++++ Stored rows ++++

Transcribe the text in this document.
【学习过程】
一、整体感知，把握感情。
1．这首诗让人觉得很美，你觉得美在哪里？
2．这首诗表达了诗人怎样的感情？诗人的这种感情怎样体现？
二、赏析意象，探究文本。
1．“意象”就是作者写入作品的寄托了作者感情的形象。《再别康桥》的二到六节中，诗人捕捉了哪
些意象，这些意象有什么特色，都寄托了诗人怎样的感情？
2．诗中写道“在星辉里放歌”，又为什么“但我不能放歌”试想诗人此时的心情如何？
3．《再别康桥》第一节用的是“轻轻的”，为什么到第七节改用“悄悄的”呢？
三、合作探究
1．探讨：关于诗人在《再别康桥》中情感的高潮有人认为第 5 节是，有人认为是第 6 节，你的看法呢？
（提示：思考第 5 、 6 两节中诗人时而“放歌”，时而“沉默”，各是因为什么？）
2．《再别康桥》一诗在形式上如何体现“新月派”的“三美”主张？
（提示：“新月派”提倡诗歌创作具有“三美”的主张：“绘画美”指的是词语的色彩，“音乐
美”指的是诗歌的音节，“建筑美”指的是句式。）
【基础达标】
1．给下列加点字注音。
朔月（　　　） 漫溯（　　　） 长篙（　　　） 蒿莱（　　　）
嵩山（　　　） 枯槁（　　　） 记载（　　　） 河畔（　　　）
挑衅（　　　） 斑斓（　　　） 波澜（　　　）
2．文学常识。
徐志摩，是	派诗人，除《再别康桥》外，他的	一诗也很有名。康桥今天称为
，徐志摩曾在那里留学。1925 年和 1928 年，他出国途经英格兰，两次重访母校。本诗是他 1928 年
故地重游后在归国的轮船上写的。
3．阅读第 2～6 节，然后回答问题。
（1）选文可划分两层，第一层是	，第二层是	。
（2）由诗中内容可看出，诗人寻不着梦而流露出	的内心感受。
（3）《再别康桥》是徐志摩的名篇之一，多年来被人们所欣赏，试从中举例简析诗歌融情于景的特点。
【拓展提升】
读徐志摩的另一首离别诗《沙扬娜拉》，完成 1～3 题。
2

++++

**Given request**
Your task is to repeat each line of the material exactly.

**Result of this task**
Transcribe the text in this document.
【学习过程】
一、整体感知，把握感情。
1．这首诗让人觉得很美，你觉得美在哪里？
2．这首诗表达了诗人怎样的感情？诗人的这种感情怎样体现？
二、赏析意象，探究文本。
1．“意象”就是作者写入作品的寄托了作者感情的形象。《再别康桥》的二到六节中，诗人捕捉了哪
些意象，这些意象有什么特色，都寄托了诗人怎样的感情？
2．诗中写道“在星辉里放歌”，又为什么“但我不能放歌”试想诗人此时的心情如何？
3．《再别康桥》第一节用的是“轻轻的”，为什么到第七节改用“悄悄的”呢？
三、合作探究
1．探讨：关于诗人在《再别康桥》中情感的高潮有人认为第 5 节是，有人认为是第 6 节，你的看法呢？
（提示：思考第 5 、 6 两节中诗人时而“放歌”，时而“沉默”，各是因为什么？）
2．《再别康桥》一诗在形式上如何体现“新月派”的“三美”主张？
（提示：“新月派”提倡诗歌创作具有“三美”的主张：“绘画美”指的是词语的色彩，“音乐
美”指的是诗歌的音节，“建筑美”指的是句式。）
【基础达标】
1．给下列加点字注音。
朔月（　　　） 漫溯（　　　） 长篙（　　　） 蒿莱（　　　）
嵩山（　　　） 枯槁（　　　） 记载（　　　） 河畔（　　　）
挑衅（　　　） 斑斓（　　　） 波澜（　　　）
2．文学常识。
徐志摩，是	派诗人，除《再别康桥》外，他的	一诗也很有名。康桥今天称为
，徐志摩曾在那里留学。1925 年和 1928 年，他出国途经英格兰，两次重访母校。本诗是他 1928 年
故地重游后在归国的轮船上写的。
3．阅读第 2～6 节，然后回答问题。
（1）选文可划分两层，第一层是	，第二层是	。
（2）由诗中内容可看出，诗人寻不着梦而流露出	的内心感受。
（3）《再别康桥》是徐志摩的名篇之一，多年来被人们所欣赏，试从中举例简析诗歌融情于景的特点。
【拓展提升】
读徐志摩的另一首离别诗《沙扬娜拉》，完成 1～3 题。
2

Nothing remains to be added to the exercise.